* BEGIN *

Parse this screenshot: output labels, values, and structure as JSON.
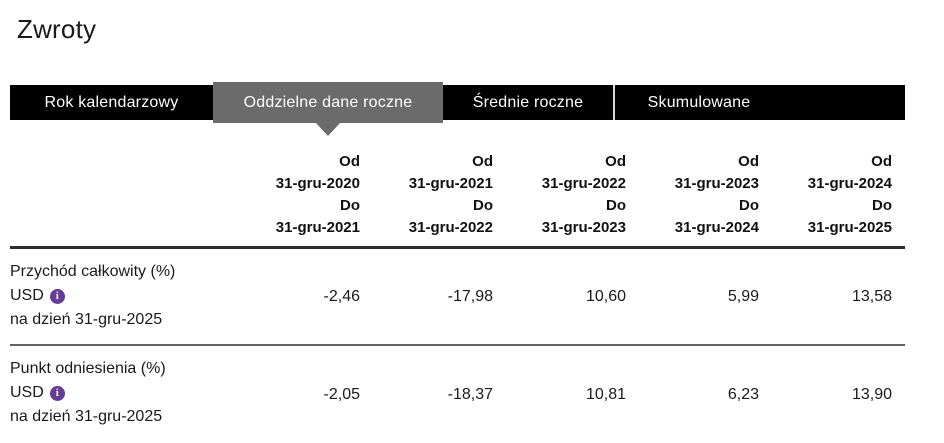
{
  "page": {
    "title": "Zwroty"
  },
  "tabs": {
    "items": [
      {
        "label": "Rok kalendarzowy",
        "selected": false
      },
      {
        "label": "Oddzielne dane roczne",
        "selected": true
      },
      {
        "label": "Średnie roczne",
        "selected": false
      },
      {
        "label": "Skumulowane",
        "selected": false
      }
    ]
  },
  "table": {
    "columns": [
      {
        "from_label": "Od",
        "from_date": "31-gru-2020",
        "to_label": "Do",
        "to_date": "31-gru-2021"
      },
      {
        "from_label": "Od",
        "from_date": "31-gru-2021",
        "to_label": "Do",
        "to_date": "31-gru-2022"
      },
      {
        "from_label": "Od",
        "from_date": "31-gru-2022",
        "to_label": "Do",
        "to_date": "31-gru-2023"
      },
      {
        "from_label": "Od",
        "from_date": "31-gru-2023",
        "to_label": "Do",
        "to_date": "31-gru-2024"
      },
      {
        "from_label": "Od",
        "from_date": "31-gru-2024",
        "to_label": "Do",
        "to_date": "31-gru-2025"
      }
    ],
    "rows": [
      {
        "name": "Przychód całkowity (%)",
        "currency": "USD",
        "info_icon": "info-icon",
        "as_of": "na dzień 31-gru-2025",
        "values": [
          "-2,46",
          "-17,98",
          "10,60",
          "5,99",
          "13,58"
        ]
      },
      {
        "name": "Punkt odniesienia (%)",
        "currency": "USD",
        "info_icon": "info-icon",
        "as_of": "na dzień 31-gru-2025",
        "values": [
          "-2,05",
          "-18,37",
          "10,81",
          "6,23",
          "13,90"
        ]
      }
    ]
  },
  "icons": {
    "info": "i"
  },
  "colors": {
    "tab_inactive_bg": "#000000",
    "tab_active_bg": "#6b6b6b",
    "tab_text": "#ffffff",
    "info_icon_bg": "#663d96",
    "header_rule": "#2e2e2e",
    "row_rule": "#636363",
    "text": "#1a1a1a"
  }
}
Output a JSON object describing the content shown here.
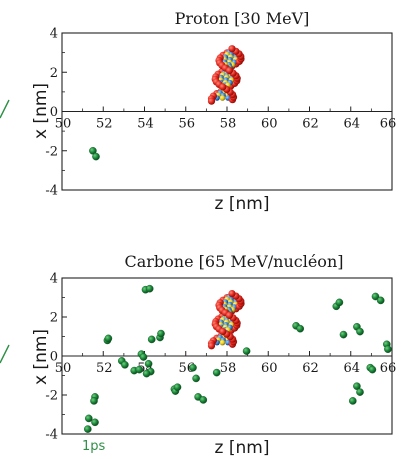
{
  "chart_data": [
    {
      "type": "scatter",
      "title": "Proton [30 MeV]",
      "xlabel": "z [nm]",
      "ylabel": "x [nm]",
      "xlim": [
        50,
        66
      ],
      "ylim": [
        -4,
        4
      ],
      "x_ticks": [
        "50",
        "52",
        "54",
        "56",
        "58",
        "60",
        "62",
        "64",
        "66"
      ],
      "y_ticks": [
        "4",
        "2",
        "0",
        "-2",
        "-4"
      ],
      "grid": false,
      "points_color": "#1e8a3c",
      "points": [
        {
          "x": 51.5,
          "y": -2.0
        },
        {
          "x": 51.65,
          "y": -2.3
        }
      ],
      "dna_molecule": {
        "z": 58.0,
        "x": 1.9
      }
    },
    {
      "type": "scatter",
      "title": "Carbone [65 MeV/nucléon]",
      "xlabel": "z [nm]",
      "ylabel": "x [nm]",
      "xlim": [
        50,
        66
      ],
      "ylim": [
        -4,
        4
      ],
      "x_ticks": [
        "50",
        "52",
        "54",
        "56",
        "58",
        "60",
        "62",
        "64",
        "66"
      ],
      "y_ticks": [
        "4",
        "2",
        "0",
        "-2",
        "-4"
      ],
      "grid": false,
      "annotation": "1ps",
      "annotation_color": "#2f8f46",
      "points_color": "#1e8a3c",
      "points": [
        {
          "x": 51.3,
          "y": -3.2
        },
        {
          "x": 51.6,
          "y": -3.4
        },
        {
          "x": 51.25,
          "y": -3.75
        },
        {
          "x": 51.6,
          "y": -2.1
        },
        {
          "x": 51.55,
          "y": -2.3
        },
        {
          "x": 52.2,
          "y": 0.8
        },
        {
          "x": 52.25,
          "y": 0.9
        },
        {
          "x": 52.9,
          "y": -0.25
        },
        {
          "x": 53.05,
          "y": -0.45
        },
        {
          "x": 53.5,
          "y": -0.75
        },
        {
          "x": 53.75,
          "y": -0.7
        },
        {
          "x": 53.85,
          "y": 0.1
        },
        {
          "x": 53.95,
          "y": -0.05
        },
        {
          "x": 54.05,
          "y": 3.4
        },
        {
          "x": 54.25,
          "y": 3.45
        },
        {
          "x": 54.2,
          "y": -0.4
        },
        {
          "x": 54.3,
          "y": -0.8
        },
        {
          "x": 54.1,
          "y": -0.9
        },
        {
          "x": 54.35,
          "y": 0.85
        },
        {
          "x": 54.75,
          "y": 0.95
        },
        {
          "x": 54.8,
          "y": 1.15
        },
        {
          "x": 55.45,
          "y": -1.7
        },
        {
          "x": 55.5,
          "y": -1.8
        },
        {
          "x": 55.6,
          "y": -1.6
        },
        {
          "x": 56.35,
          "y": -0.6
        },
        {
          "x": 56.5,
          "y": -1.15
        },
        {
          "x": 56.6,
          "y": -2.1
        },
        {
          "x": 56.85,
          "y": -2.25
        },
        {
          "x": 57.5,
          "y": -0.85
        },
        {
          "x": 58.95,
          "y": 0.25
        },
        {
          "x": 61.35,
          "y": 1.55
        },
        {
          "x": 61.55,
          "y": 1.4
        },
        {
          "x": 63.3,
          "y": 2.55
        },
        {
          "x": 63.45,
          "y": 2.75
        },
        {
          "x": 63.65,
          "y": 1.1
        },
        {
          "x": 64.1,
          "y": -2.3
        },
        {
          "x": 64.3,
          "y": -1.55
        },
        {
          "x": 64.45,
          "y": -1.85
        },
        {
          "x": 64.3,
          "y": 1.5
        },
        {
          "x": 64.45,
          "y": 1.25
        },
        {
          "x": 64.95,
          "y": -0.6
        },
        {
          "x": 65.05,
          "y": -0.7
        },
        {
          "x": 65.2,
          "y": 3.05
        },
        {
          "x": 65.45,
          "y": 2.85
        },
        {
          "x": 65.75,
          "y": 0.6
        },
        {
          "x": 65.8,
          "y": 0.35
        }
      ],
      "dna_molecule": {
        "z": 58.0,
        "x": 1.9
      }
    }
  ]
}
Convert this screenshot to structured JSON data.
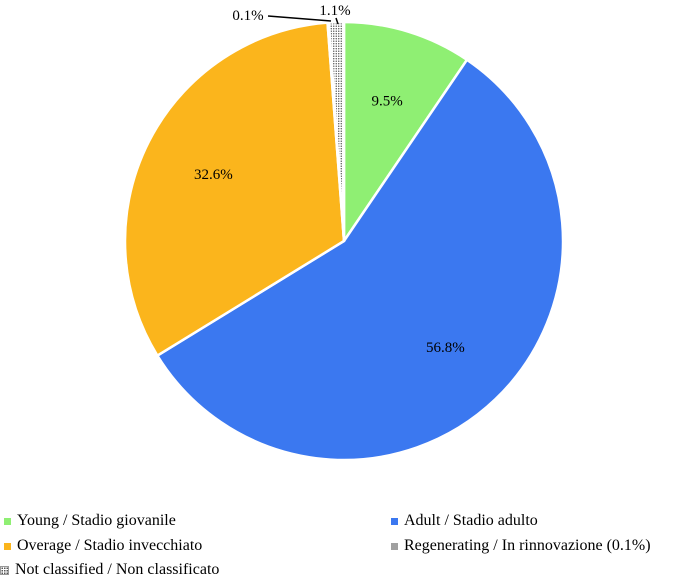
{
  "chart_data": {
    "type": "pie",
    "slices": [
      {
        "label": "Young / Stadio giovanile",
        "value": 9.5,
        "display": "9.5%",
        "color": "#8fef73"
      },
      {
        "label": "Adult / Stadio adulto",
        "value": 56.8,
        "display": "56.8%",
        "color": "#3b78f0"
      },
      {
        "label": "Overage / Stadio invecchiato",
        "value": 32.6,
        "display": "32.6%",
        "color": "#fbb51c"
      },
      {
        "label": "Regenerating / In rinnovazione (0.1%)",
        "value": 0.1,
        "display": "0.1%",
        "color": "#a0a0a0"
      },
      {
        "label": "Not classified / Non classificato",
        "value": 1.1,
        "display": "1.1%",
        "color": "#ffffff",
        "pattern": "dotted"
      }
    ],
    "start": "12 o'clock",
    "direction": "clockwise",
    "legend": "bottom"
  },
  "legend": {
    "young": "Young / Stadio giovanile",
    "adult": "Adult / Stadio adulto",
    "overage": "Overage / Stadio invecchiato",
    "regenerating": "Regenerating / In rinnovazione (0.1%)",
    "not_classified": "Not classified / Non classificato"
  }
}
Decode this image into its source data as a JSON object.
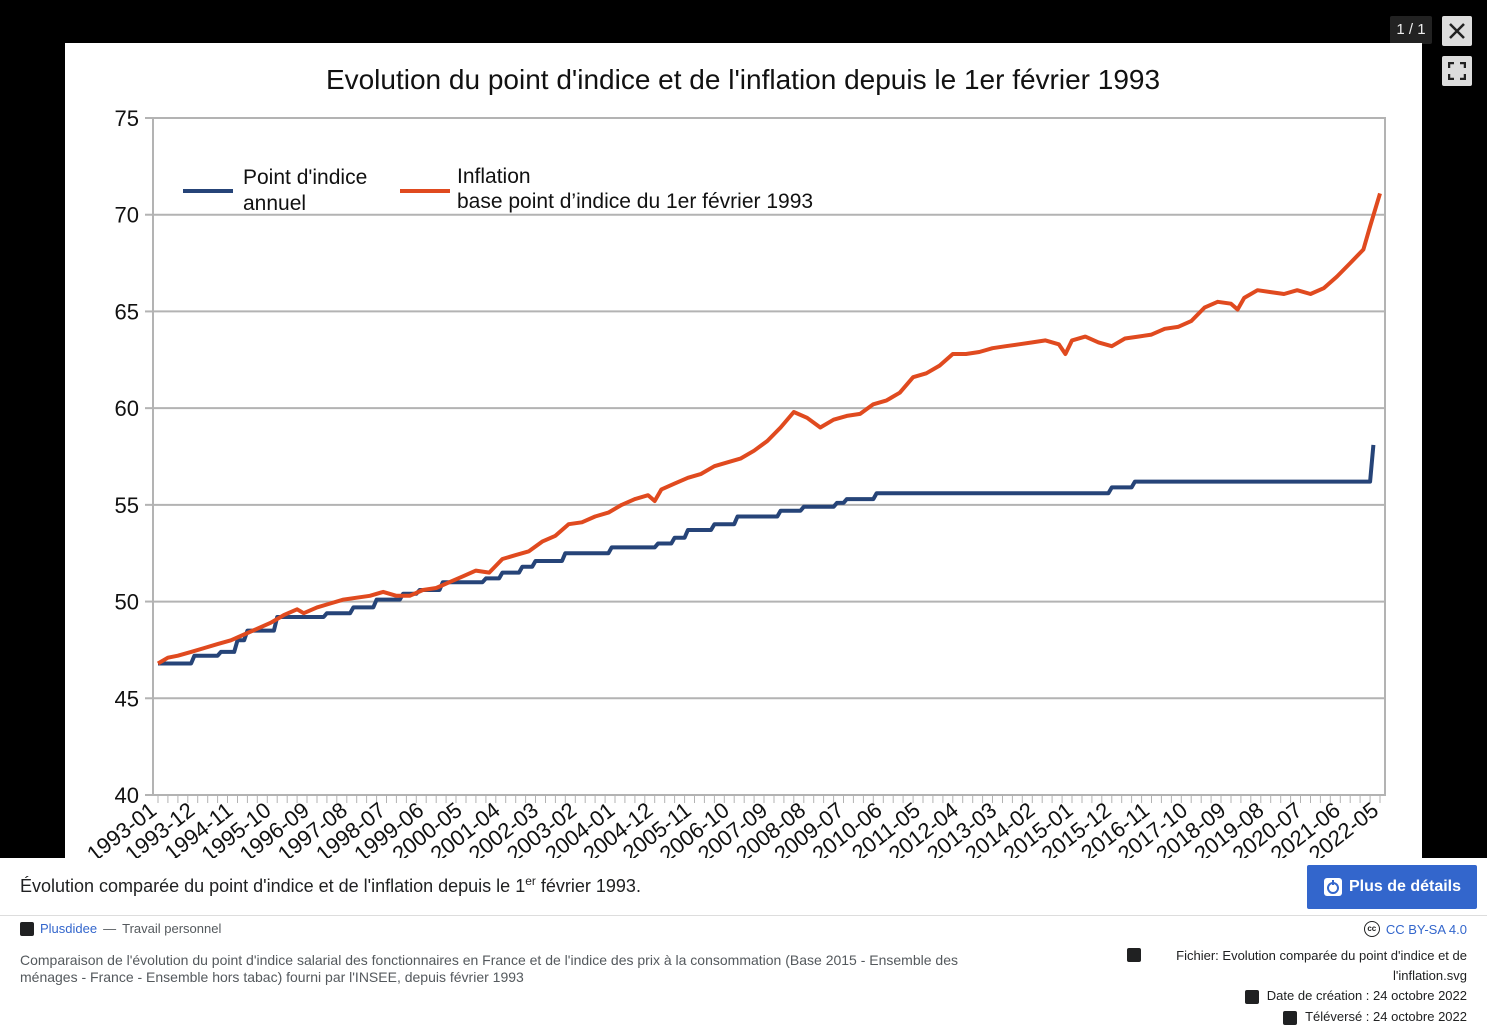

* END *

Search the data for "adulto" and list every line in which it occurs.

In response:
        "label": "Adult / Stadio adulto",
    "adult": "Adult / Stadio adulto",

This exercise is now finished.